◆ **本文**:
------------------------------------

池の周囲ではショウジョウトンボ、シオカラトンボ、オオシオカラトンボ、コシアキトンボ、クロスジギンヤンマ等のトンボの仲間が飛んでいました。

 6月17日 子供達が江川で魚採りをしていたので見ていると10cmほどの長さのドジョウがとれて小さな子供達が5人で取り合いをしていましたが、手づかみ出来るのには感心しました。最近は、蝶や蛾で目だつのが温暖化に伴う南方系の種類です。初認日を一覧表にすると以下のようになります。すでに、これらの蝶は普通種として留蝶化しています。      

和    名   初認 年月日   市内での初めての確認場所

ツマグロヒョウモン  

2006年8月17日   鳩ヶ谷小学校裏門付近

ナガサキアゲハ  

2006年9月24日   天神橋付近の芝川

ムラサキツバメ  

2008年1月14日   鳩ヶ谷本町4丁目18付近

アカボシゴマダラ  

2010年9月4日   旧芝川

クロコノマチョウ  

2008年4月26日   西新井宿松山

クロメンガタスズメ  

2010年7月26日   桜町6丁目自宅庭

ビロードハマキ  

2011年6月20日   桜町6丁目自宅庭

ナカグロクチバ  

2010年9月25日   行衛地区

 6月18日 アカタテハが飛来し、ヒカゲチョウが常連となりました。湧水公園の斜面林ではトキワツユクサが群落を形成していました。

 6月20日 台風4号の通過の影響で各所で木の枝が折れていました。桜町6丁目の貸し農園脇の道路端のエノキでアカボシゴマダラの幼虫、チャの木の陰ではアシブトクチバ(蛾)、法性寺の墓地ではビロードハマキ、クロアゲハ、アゲハチョウ、コミスジ、サトキマダラヒカゲ、モンシロチョウ等、湧水公園ではオオシオカラトンボ、シオカラトンボ、クロスジギンヤンマ、ツマグロヒョウモン、藤棚の下のイスにアカボシゴマダラの1令幼虫、等がいました。庭のカキの木の下でアトモンサビカミキリが歩いていました。

------------------------------------

[文書構造認識データ]
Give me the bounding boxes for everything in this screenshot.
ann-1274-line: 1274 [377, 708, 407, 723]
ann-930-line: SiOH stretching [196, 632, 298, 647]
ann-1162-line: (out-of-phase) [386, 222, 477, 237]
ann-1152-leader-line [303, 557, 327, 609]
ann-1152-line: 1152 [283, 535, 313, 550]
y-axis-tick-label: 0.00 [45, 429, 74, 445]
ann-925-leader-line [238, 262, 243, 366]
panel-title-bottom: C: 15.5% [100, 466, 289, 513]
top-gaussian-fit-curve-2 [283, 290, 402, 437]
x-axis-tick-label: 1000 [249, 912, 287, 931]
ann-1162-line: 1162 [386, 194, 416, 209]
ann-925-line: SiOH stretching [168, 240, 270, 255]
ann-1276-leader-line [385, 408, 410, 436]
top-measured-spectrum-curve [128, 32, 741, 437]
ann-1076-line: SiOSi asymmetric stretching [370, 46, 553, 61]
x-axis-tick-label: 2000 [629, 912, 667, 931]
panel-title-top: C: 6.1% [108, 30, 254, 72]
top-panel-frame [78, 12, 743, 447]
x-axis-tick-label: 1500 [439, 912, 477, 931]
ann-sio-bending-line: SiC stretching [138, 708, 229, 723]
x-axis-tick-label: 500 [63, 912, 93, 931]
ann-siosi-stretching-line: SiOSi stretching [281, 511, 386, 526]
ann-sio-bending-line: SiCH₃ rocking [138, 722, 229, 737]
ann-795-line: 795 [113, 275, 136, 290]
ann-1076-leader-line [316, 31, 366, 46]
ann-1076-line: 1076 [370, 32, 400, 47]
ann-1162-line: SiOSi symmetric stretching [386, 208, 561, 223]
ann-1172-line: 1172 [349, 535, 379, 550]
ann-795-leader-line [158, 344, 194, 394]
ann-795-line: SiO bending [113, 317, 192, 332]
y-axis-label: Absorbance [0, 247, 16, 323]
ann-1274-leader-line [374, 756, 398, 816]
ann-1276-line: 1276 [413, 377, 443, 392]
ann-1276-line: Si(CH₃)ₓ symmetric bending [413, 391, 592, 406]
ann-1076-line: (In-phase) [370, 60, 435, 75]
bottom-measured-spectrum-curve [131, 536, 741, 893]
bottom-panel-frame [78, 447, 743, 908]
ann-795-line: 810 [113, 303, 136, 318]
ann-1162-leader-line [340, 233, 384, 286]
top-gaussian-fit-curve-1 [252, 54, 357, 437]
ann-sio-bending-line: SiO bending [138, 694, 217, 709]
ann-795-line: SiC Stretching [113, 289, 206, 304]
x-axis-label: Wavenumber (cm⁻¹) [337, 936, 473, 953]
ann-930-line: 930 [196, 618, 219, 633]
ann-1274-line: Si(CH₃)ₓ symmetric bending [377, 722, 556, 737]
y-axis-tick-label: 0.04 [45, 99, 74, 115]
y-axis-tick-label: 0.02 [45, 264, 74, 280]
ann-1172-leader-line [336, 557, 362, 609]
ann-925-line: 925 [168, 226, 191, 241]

------------------------------------

◆ **作業指示 1**:
本文の冒頭の段落で、池の周囲を飛んでいたとされるトンボの仲間をすべて挙げてください。
◆ **作業指示 2**:
本文のうち「6月20日 台風4号の通過の影響で」で始まる段落を、主な事実を保ったまま箇条書きに書き改めてください。
◆ **作業指示 3**:
本文のうち、「池の周囲ではショウジョウトン」から始まり「通種として留蝶化しています。」で終わる部分を、そのまま書き出してください。
これらの資料は別の出典から得られたものです。

◆ **最終回答 1**:
ショウジョウトンボ、シオカラトンボ、オオシオカラトンボ、コシアキトンボ、クロスジギンヤンマ

◆ **最終回答 2**:
- 6月20日、台風4号の通過の影響で、各所で木の枝が折れていた。
- 桜町6丁目の貸し農園脇の道路端のエノキ：アカボシゴマダラの幼虫
- チャの木の陰：アシブトクチバ（蛾）
- 法性寺の墓地：ビロードハマキ、クロアゲハ、アゲハチョウ、コミスジ、サトキマダラヒカゲ、モンシロチョウ等
- 湧水公園：オオシオカラトンボ、シオカラトンボ、クロスジギンヤンマ、ツマグロヒョウモン、藤棚の下のイスにアカボシゴマダラの1令幼虫等
- 庭のカキの木の下：アトモンサビカミキリが歩いていた

◆ **最終回答 3**:
池の周囲ではショウジョウトンボ、シオカラトンボ、オオシオカラトンボ、コシアキトンボ、クロスジギンヤンマ等のトンボの仲間が飛んでいました。

 6月17日 子供達が江川で魚採りをしていたので見ていると10cmほどの長さのドジョウがとれて小さな子供達が5人で取り合いをしていましたが、手づかみ出来るのには感心しました。最近は、蝶や蛾で目だつのが温暖化に伴う南方系の種類です。初認日を一覧表にすると以下のようになります。すでに、これらの蝶は普通種として留蝶化しています。